Repeat the records in full and exactly, omitting pictures.
==*==
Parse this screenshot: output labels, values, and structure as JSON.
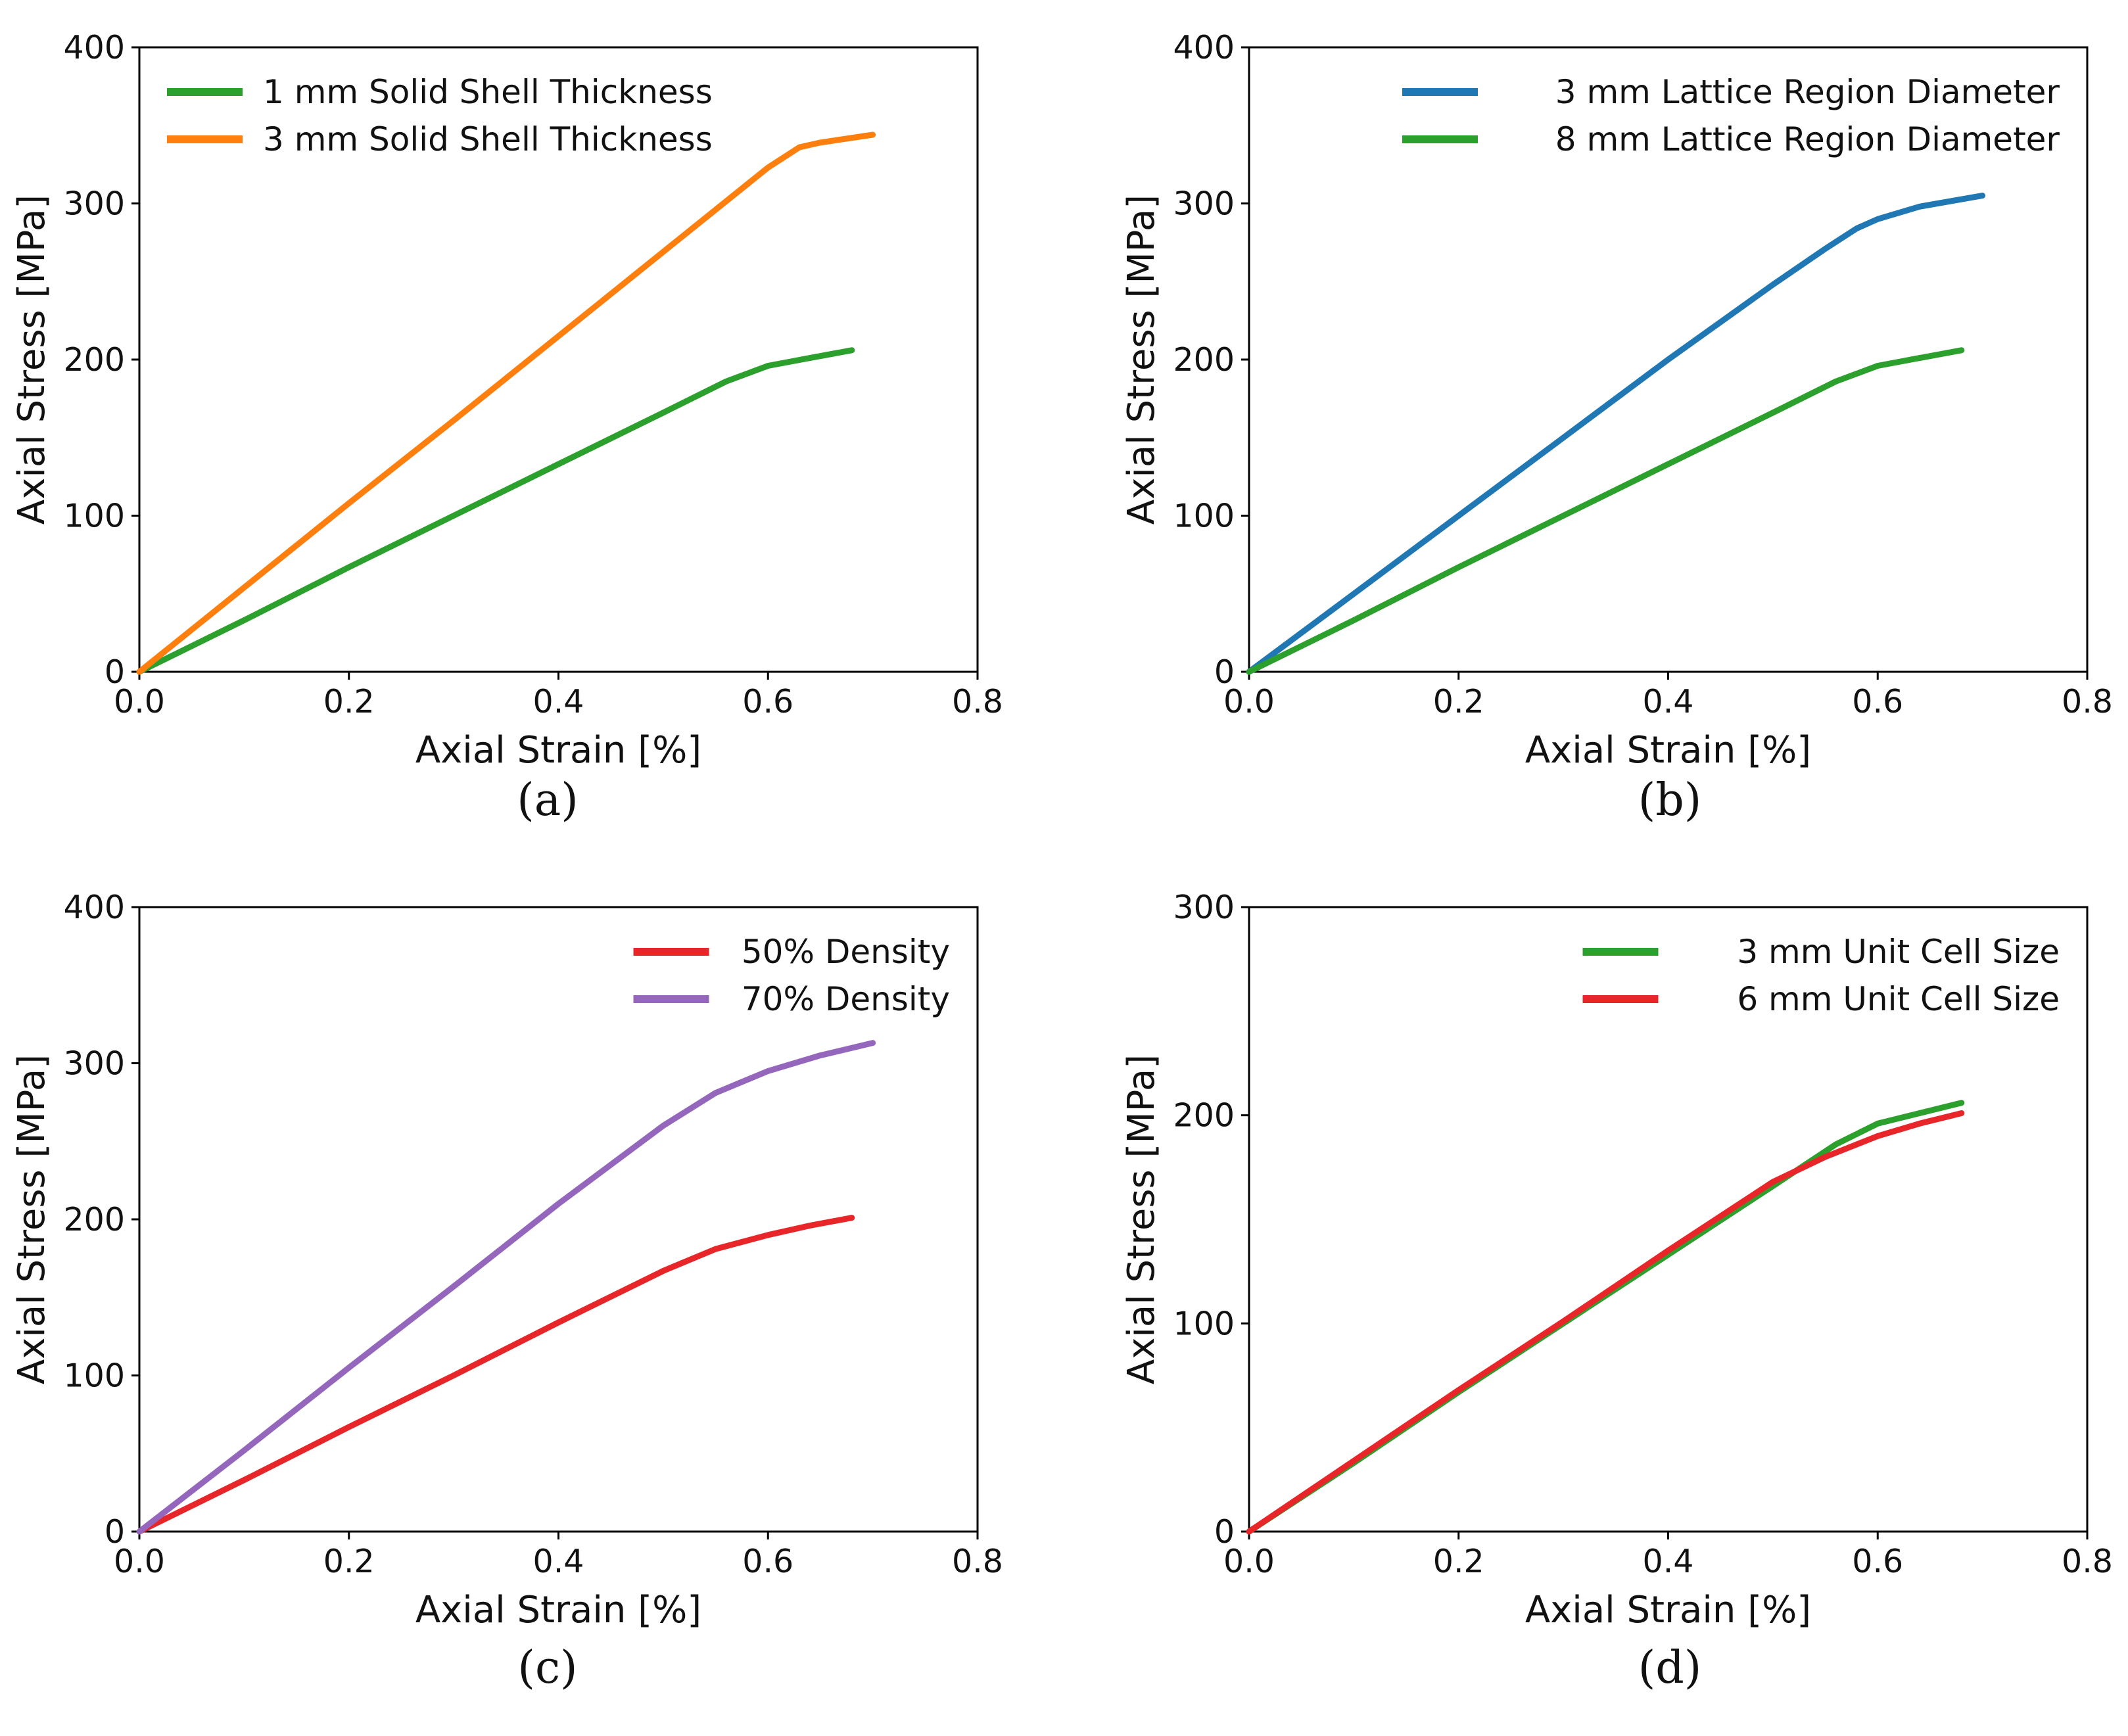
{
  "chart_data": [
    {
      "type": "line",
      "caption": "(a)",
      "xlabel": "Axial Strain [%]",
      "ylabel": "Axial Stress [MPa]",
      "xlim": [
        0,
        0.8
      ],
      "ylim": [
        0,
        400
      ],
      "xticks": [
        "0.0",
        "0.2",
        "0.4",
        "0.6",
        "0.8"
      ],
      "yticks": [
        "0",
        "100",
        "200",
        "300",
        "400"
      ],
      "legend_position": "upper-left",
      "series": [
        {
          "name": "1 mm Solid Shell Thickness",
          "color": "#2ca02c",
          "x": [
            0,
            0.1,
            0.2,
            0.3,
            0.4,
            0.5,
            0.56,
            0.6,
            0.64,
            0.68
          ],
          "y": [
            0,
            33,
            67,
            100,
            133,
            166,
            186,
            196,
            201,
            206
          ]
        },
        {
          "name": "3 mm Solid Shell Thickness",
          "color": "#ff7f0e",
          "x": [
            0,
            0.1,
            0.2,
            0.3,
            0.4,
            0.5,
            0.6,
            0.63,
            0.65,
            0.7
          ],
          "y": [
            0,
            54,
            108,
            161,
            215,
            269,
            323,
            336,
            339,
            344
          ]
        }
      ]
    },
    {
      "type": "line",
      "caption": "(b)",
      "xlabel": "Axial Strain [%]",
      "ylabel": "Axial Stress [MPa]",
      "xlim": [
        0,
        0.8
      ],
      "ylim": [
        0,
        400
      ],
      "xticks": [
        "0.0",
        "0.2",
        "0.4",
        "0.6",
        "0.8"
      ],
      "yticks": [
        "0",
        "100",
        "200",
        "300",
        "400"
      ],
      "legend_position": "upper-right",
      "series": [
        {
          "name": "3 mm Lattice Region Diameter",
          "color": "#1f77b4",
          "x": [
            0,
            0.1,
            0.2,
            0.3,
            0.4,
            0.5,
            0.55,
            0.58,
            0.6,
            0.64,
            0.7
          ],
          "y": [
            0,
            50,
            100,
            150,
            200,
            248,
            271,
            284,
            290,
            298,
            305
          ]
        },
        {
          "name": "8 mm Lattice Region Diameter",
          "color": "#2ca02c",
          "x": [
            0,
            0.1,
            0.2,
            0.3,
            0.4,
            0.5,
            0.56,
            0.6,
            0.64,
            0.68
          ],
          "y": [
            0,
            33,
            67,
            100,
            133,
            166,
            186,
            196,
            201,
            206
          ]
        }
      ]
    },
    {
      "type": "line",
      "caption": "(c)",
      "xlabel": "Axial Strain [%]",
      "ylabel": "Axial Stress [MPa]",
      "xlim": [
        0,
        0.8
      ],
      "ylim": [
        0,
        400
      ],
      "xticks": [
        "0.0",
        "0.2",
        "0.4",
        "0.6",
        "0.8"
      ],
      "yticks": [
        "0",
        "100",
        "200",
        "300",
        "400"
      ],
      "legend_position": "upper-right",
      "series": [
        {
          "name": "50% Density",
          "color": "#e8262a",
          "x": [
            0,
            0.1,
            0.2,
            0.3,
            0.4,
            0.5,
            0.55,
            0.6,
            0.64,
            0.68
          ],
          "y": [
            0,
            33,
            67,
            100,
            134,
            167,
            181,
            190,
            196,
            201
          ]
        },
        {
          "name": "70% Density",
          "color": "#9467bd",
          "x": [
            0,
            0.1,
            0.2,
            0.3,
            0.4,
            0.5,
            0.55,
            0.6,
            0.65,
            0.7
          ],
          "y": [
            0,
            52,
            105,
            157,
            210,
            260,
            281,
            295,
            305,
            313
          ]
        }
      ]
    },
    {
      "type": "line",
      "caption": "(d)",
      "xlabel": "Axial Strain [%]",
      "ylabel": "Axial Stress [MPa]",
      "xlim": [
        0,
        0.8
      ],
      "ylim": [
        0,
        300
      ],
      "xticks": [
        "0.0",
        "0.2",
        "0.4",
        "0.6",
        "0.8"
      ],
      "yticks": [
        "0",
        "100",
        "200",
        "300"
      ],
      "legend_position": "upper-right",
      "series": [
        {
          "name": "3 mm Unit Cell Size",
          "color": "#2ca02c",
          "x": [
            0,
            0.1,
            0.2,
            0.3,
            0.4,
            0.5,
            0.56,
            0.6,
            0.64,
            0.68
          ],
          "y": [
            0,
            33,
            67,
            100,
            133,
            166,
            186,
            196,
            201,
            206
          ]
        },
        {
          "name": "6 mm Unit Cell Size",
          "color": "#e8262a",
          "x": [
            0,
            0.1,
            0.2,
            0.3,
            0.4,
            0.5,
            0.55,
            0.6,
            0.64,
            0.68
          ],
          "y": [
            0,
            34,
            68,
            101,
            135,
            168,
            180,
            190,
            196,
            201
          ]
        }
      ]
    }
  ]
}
==*==
SOLUTION TO THIS EXERCISE:
Parse this screenshot: output labels, values, and structure as JSON.
{
  "chart_data": [
    {
      "type": "line",
      "caption": "(a)",
      "xlabel": "Axial Strain [%]",
      "ylabel": "Axial Stress [MPa]",
      "xlim": [
        0,
        0.8
      ],
      "ylim": [
        0,
        400
      ],
      "xticks": [
        "0.0",
        "0.2",
        "0.4",
        "0.6",
        "0.8"
      ],
      "yticks": [
        "0",
        "100",
        "200",
        "300",
        "400"
      ],
      "legend_position": "upper-left",
      "series": [
        {
          "name": "1 mm Solid Shell Thickness",
          "color": "#2ca02c",
          "x": [
            0,
            0.1,
            0.2,
            0.3,
            0.4,
            0.5,
            0.56,
            0.6,
            0.64,
            0.68
          ],
          "y": [
            0,
            33,
            67,
            100,
            133,
            166,
            186,
            196,
            201,
            206
          ]
        },
        {
          "name": "3 mm Solid Shell Thickness",
          "color": "#ff7f0e",
          "x": [
            0,
            0.1,
            0.2,
            0.3,
            0.4,
            0.5,
            0.6,
            0.63,
            0.65,
            0.7
          ],
          "y": [
            0,
            54,
            108,
            161,
            215,
            269,
            323,
            336,
            339,
            344
          ]
        }
      ]
    },
    {
      "type": "line",
      "caption": "(b)",
      "xlabel": "Axial Strain [%]",
      "ylabel": "Axial Stress [MPa]",
      "xlim": [
        0,
        0.8
      ],
      "ylim": [
        0,
        400
      ],
      "xticks": [
        "0.0",
        "0.2",
        "0.4",
        "0.6",
        "0.8"
      ],
      "yticks": [
        "0",
        "100",
        "200",
        "300",
        "400"
      ],
      "legend_position": "upper-right",
      "series": [
        {
          "name": "3 mm Lattice Region Diameter",
          "color": "#1f77b4",
          "x": [
            0,
            0.1,
            0.2,
            0.3,
            0.4,
            0.5,
            0.55,
            0.58,
            0.6,
            0.64,
            0.7
          ],
          "y": [
            0,
            50,
            100,
            150,
            200,
            248,
            271,
            284,
            290,
            298,
            305
          ]
        },
        {
          "name": "8 mm Lattice Region Diameter",
          "color": "#2ca02c",
          "x": [
            0,
            0.1,
            0.2,
            0.3,
            0.4,
            0.5,
            0.56,
            0.6,
            0.64,
            0.68
          ],
          "y": [
            0,
            33,
            67,
            100,
            133,
            166,
            186,
            196,
            201,
            206
          ]
        }
      ]
    },
    {
      "type": "line",
      "caption": "(c)",
      "xlabel": "Axial Strain [%]",
      "ylabel": "Axial Stress [MPa]",
      "xlim": [
        0,
        0.8
      ],
      "ylim": [
        0,
        400
      ],
      "xticks": [
        "0.0",
        "0.2",
        "0.4",
        "0.6",
        "0.8"
      ],
      "yticks": [
        "0",
        "100",
        "200",
        "300",
        "400"
      ],
      "legend_position": "upper-right",
      "series": [
        {
          "name": "50% Density",
          "color": "#e8262a",
          "x": [
            0,
            0.1,
            0.2,
            0.3,
            0.4,
            0.5,
            0.55,
            0.6,
            0.64,
            0.68
          ],
          "y": [
            0,
            33,
            67,
            100,
            134,
            167,
            181,
            190,
            196,
            201
          ]
        },
        {
          "name": "70% Density",
          "color": "#9467bd",
          "x": [
            0,
            0.1,
            0.2,
            0.3,
            0.4,
            0.5,
            0.55,
            0.6,
            0.65,
            0.7
          ],
          "y": [
            0,
            52,
            105,
            157,
            210,
            260,
            281,
            295,
            305,
            313
          ]
        }
      ]
    },
    {
      "type": "line",
      "caption": "(d)",
      "xlabel": "Axial Strain [%]",
      "ylabel": "Axial Stress [MPa]",
      "xlim": [
        0,
        0.8
      ],
      "ylim": [
        0,
        300
      ],
      "xticks": [
        "0.0",
        "0.2",
        "0.4",
        "0.6",
        "0.8"
      ],
      "yticks": [
        "0",
        "100",
        "200",
        "300"
      ],
      "legend_position": "upper-right",
      "series": [
        {
          "name": "3 mm Unit Cell Size",
          "color": "#2ca02c",
          "x": [
            0,
            0.1,
            0.2,
            0.3,
            0.4,
            0.5,
            0.56,
            0.6,
            0.64,
            0.68
          ],
          "y": [
            0,
            33,
            67,
            100,
            133,
            166,
            186,
            196,
            201,
            206
          ]
        },
        {
          "name": "6 mm Unit Cell Size",
          "color": "#e8262a",
          "x": [
            0,
            0.1,
            0.2,
            0.3,
            0.4,
            0.5,
            0.55,
            0.6,
            0.64,
            0.68
          ],
          "y": [
            0,
            34,
            68,
            101,
            135,
            168,
            180,
            190,
            196,
            201
          ]
        }
      ]
    }
  ]
}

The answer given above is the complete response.